» Exercise prompt: Output the records exactly. Include every line.

» Records for the task:

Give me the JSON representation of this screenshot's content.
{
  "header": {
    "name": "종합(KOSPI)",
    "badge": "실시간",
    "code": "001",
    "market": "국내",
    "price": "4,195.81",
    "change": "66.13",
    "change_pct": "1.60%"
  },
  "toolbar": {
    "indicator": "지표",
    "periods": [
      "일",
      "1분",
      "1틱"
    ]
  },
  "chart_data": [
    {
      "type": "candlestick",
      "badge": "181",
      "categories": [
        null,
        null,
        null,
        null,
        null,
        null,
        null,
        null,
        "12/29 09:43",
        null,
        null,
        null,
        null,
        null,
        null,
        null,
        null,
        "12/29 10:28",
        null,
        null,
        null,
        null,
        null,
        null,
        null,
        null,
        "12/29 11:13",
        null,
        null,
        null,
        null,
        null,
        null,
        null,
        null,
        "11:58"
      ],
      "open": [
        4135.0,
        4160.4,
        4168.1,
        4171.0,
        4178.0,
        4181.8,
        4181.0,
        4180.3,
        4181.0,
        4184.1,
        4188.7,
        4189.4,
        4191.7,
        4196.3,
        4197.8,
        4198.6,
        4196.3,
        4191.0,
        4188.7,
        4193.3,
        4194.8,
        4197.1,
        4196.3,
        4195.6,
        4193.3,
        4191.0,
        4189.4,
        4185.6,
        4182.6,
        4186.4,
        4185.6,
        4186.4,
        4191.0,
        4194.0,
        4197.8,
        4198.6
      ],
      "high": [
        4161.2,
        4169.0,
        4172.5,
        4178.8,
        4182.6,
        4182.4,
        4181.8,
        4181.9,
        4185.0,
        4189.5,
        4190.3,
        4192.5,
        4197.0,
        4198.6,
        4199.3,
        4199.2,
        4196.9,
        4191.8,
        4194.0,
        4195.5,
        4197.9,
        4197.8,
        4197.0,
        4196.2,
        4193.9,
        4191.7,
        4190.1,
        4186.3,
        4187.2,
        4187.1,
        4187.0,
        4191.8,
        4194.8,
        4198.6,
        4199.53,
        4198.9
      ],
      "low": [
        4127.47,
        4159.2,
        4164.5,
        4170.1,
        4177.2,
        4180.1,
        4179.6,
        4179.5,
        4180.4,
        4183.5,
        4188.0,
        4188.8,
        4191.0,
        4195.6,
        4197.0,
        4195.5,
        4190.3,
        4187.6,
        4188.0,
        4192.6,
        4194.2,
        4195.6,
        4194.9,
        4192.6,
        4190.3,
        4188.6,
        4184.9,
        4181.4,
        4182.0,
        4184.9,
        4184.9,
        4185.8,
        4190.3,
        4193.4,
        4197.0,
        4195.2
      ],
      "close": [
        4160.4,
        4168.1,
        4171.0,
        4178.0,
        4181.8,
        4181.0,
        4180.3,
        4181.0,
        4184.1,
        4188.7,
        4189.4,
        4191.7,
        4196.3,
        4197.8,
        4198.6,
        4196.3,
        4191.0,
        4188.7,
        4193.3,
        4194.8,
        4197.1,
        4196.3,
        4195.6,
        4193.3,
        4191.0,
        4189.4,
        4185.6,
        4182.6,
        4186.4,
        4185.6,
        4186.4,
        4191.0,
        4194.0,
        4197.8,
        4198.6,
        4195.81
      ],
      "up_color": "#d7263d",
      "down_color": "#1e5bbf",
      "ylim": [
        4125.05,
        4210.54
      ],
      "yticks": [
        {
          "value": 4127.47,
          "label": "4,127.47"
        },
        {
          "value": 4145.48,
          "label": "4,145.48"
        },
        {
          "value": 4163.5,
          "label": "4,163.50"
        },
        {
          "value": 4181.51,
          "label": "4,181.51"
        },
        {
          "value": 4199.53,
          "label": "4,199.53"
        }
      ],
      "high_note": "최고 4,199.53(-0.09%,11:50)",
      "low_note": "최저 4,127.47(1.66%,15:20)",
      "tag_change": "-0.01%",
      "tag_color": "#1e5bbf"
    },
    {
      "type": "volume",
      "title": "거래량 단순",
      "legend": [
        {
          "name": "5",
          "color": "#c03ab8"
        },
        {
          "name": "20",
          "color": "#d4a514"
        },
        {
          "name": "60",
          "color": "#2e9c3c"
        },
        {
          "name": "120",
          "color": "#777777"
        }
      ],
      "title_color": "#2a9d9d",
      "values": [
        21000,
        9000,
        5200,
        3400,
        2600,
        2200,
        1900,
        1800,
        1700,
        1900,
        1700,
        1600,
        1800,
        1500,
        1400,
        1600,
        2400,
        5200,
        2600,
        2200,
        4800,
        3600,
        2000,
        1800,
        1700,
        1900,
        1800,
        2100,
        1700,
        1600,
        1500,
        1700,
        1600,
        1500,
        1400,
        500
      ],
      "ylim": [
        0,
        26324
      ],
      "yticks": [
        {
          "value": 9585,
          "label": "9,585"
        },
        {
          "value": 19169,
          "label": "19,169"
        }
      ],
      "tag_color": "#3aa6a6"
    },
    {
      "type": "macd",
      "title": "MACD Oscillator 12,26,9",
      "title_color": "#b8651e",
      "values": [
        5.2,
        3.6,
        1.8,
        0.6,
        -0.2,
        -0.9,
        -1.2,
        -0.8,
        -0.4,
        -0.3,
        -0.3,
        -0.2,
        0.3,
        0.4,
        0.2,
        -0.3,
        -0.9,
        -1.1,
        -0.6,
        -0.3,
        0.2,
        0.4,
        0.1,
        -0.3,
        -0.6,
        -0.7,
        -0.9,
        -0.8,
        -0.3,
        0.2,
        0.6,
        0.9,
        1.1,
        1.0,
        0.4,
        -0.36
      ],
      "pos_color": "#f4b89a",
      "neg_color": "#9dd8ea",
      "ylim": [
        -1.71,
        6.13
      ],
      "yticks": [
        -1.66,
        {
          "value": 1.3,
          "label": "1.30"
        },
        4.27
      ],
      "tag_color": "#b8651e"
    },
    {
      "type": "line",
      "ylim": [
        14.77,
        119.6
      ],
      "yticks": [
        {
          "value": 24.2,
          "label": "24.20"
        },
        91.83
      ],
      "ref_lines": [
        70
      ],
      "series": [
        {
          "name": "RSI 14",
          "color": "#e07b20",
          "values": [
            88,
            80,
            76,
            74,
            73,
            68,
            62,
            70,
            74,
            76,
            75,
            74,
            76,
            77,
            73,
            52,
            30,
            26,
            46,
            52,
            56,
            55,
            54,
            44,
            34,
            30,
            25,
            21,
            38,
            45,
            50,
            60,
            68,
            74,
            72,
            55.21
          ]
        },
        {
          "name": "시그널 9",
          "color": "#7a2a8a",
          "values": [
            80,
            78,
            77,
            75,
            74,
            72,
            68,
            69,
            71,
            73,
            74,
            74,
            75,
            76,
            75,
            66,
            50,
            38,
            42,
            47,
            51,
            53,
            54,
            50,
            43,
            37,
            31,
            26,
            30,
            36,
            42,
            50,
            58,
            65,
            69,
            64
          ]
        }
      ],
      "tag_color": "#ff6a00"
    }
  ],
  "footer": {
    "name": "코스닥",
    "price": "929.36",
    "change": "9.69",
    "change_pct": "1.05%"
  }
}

» Written solution:
Give me the JSON representation of this screenshot's content.
{
  "header": {
    "name": "종합(KOSPI)",
    "badge": "실시간",
    "code": "001",
    "market": "국내",
    "price": "4,195.81",
    "change": "66.13",
    "change_pct": "1.60%"
  },
  "toolbar": {
    "indicator": "지표",
    "periods": [
      "일",
      "1분",
      "1틱"
    ]
  },
  "chart_data": [
    {
      "type": "candlestick",
      "badge": "181",
      "categories": [
        null,
        null,
        null,
        null,
        null,
        null,
        null,
        null,
        "12/29 09:43",
        null,
        null,
        null,
        null,
        null,
        null,
        null,
        null,
        "12/29 10:28",
        null,
        null,
        null,
        null,
        null,
        null,
        null,
        null,
        "12/29 11:13",
        null,
        null,
        null,
        null,
        null,
        null,
        null,
        null,
        "11:58"
      ],
      "open": [
        4135.0,
        4160.4,
        4168.1,
        4171.0,
        4178.0,
        4181.8,
        4181.0,
        4180.3,
        4181.0,
        4184.1,
        4188.7,
        4189.4,
        4191.7,
        4196.3,
        4197.8,
        4198.6,
        4196.3,
        4191.0,
        4188.7,
        4193.3,
        4194.8,
        4197.1,
        4196.3,
        4195.6,
        4193.3,
        4191.0,
        4189.4,
        4185.6,
        4182.6,
        4186.4,
        4185.6,
        4186.4,
        4191.0,
        4194.0,
        4197.8,
        4198.6
      ],
      "high": [
        4161.2,
        4169.0,
        4172.5,
        4178.8,
        4182.6,
        4182.4,
        4181.8,
        4181.9,
        4185.0,
        4189.5,
        4190.3,
        4192.5,
        4197.0,
        4198.6,
        4199.3,
        4199.2,
        4196.9,
        4191.8,
        4194.0,
        4195.5,
        4197.9,
        4197.8,
        4197.0,
        4196.2,
        4193.9,
        4191.7,
        4190.1,
        4186.3,
        4187.2,
        4187.1,
        4187.0,
        4191.8,
        4194.8,
        4198.6,
        4199.53,
        4198.9
      ],
      "low": [
        4127.47,
        4159.2,
        4164.5,
        4170.1,
        4177.2,
        4180.1,
        4179.6,
        4179.5,
        4180.4,
        4183.5,
        4188.0,
        4188.8,
        4191.0,
        4195.6,
        4197.0,
        4195.5,
        4190.3,
        4187.6,
        4188.0,
        4192.6,
        4194.2,
        4195.6,
        4194.9,
        4192.6,
        4190.3,
        4188.6,
        4184.9,
        4181.4,
        4182.0,
        4184.9,
        4184.9,
        4185.8,
        4190.3,
        4193.4,
        4197.0,
        4195.2
      ],
      "close": [
        4160.4,
        4168.1,
        4171.0,
        4178.0,
        4181.8,
        4181.0,
        4180.3,
        4181.0,
        4184.1,
        4188.7,
        4189.4,
        4191.7,
        4196.3,
        4197.8,
        4198.6,
        4196.3,
        4191.0,
        4188.7,
        4193.3,
        4194.8,
        4197.1,
        4196.3,
        4195.6,
        4193.3,
        4191.0,
        4189.4,
        4185.6,
        4182.6,
        4186.4,
        4185.6,
        4186.4,
        4191.0,
        4194.0,
        4197.8,
        4198.6,
        4195.81
      ],
      "up_color": "#d7263d",
      "down_color": "#1e5bbf",
      "ylim": [
        4125.05,
        4210.54
      ],
      "yticks": [
        {
          "value": 4127.47,
          "label": "4,127.47"
        },
        {
          "value": 4145.48,
          "label": "4,145.48"
        },
        {
          "value": 4163.5,
          "label": "4,163.50"
        },
        {
          "value": 4181.51,
          "label": "4,181.51"
        },
        {
          "value": 4199.53,
          "label": "4,199.53"
        }
      ],
      "high_note": "최고 4,199.53(-0.09%,11:50)",
      "low_note": "최저 4,127.47(1.66%,15:20)",
      "tag_change": "-0.01%",
      "tag_color": "#1e5bbf"
    },
    {
      "type": "volume",
      "title": "거래량 단순",
      "legend": [
        {
          "name": "5",
          "color": "#c03ab8"
        },
        {
          "name": "20",
          "color": "#d4a514"
        },
        {
          "name": "60",
          "color": "#2e9c3c"
        },
        {
          "name": "120",
          "color": "#777777"
        }
      ],
      "title_color": "#2a9d9d",
      "values": [
        21000,
        9000,
        5200,
        3400,
        2600,
        2200,
        1900,
        1800,
        1700,
        1900,
        1700,
        1600,
        1800,
        1500,
        1400,
        1600,
        2400,
        5200,
        2600,
        2200,
        4800,
        3600,
        2000,
        1800,
        1700,
        1900,
        1800,
        2100,
        1700,
        1600,
        1500,
        1700,
        1600,
        1500,
        1400,
        500
      ],
      "ylim": [
        0,
        26324
      ],
      "yticks": [
        {
          "value": 9585,
          "label": "9,585"
        },
        {
          "value": 19169,
          "label": "19,169"
        }
      ],
      "tag_color": "#3aa6a6"
    },
    {
      "type": "macd",
      "title": "MACD Oscillator 12,26,9",
      "title_color": "#b8651e",
      "values": [
        5.2,
        3.6,
        1.8,
        0.6,
        -0.2,
        -0.9,
        -1.2,
        -0.8,
        -0.4,
        -0.3,
        -0.3,
        -0.2,
        0.3,
        0.4,
        0.2,
        -0.3,
        -0.9,
        -1.1,
        -0.6,
        -0.3,
        0.2,
        0.4,
        0.1,
        -0.3,
        -0.6,
        -0.7,
        -0.9,
        -0.8,
        -0.3,
        0.2,
        0.6,
        0.9,
        1.1,
        1.0,
        0.4,
        -0.36
      ],
      "pos_color": "#f4b89a",
      "neg_color": "#9dd8ea",
      "ylim": [
        -1.71,
        6.13
      ],
      "yticks": [
        -1.66,
        {
          "value": 1.3,
          "label": "1.30"
        },
        4.27
      ],
      "tag_color": "#b8651e"
    },
    {
      "type": "line",
      "ylim": [
        14.77,
        119.6
      ],
      "yticks": [
        {
          "value": 24.2,
          "label": "24.20"
        },
        91.83
      ],
      "ref_lines": [
        70
      ],
      "series": [
        {
          "name": "RSI 14",
          "color": "#e07b20",
          "values": [
            88,
            80,
            76,
            74,
            73,
            68,
            62,
            70,
            74,
            76,
            75,
            74,
            76,
            77,
            73,
            52,
            30,
            26,
            46,
            52,
            56,
            55,
            54,
            44,
            34,
            30,
            25,
            21,
            38,
            45,
            50,
            60,
            68,
            74,
            72,
            55.21
          ]
        },
        {
          "name": "시그널 9",
          "color": "#7a2a8a",
          "values": [
            80,
            78,
            77,
            75,
            74,
            72,
            68,
            69,
            71,
            73,
            74,
            74,
            75,
            76,
            75,
            66,
            50,
            38,
            42,
            47,
            51,
            53,
            54,
            50,
            43,
            37,
            31,
            26,
            30,
            36,
            42,
            50,
            58,
            65,
            69,
            64
          ]
        }
      ],
      "tag_color": "#ff6a00"
    }
  ],
  "footer": {
    "name": "코스닥",
    "price": "929.36",
    "change": "9.69",
    "change_pct": "1.05%"
  }
}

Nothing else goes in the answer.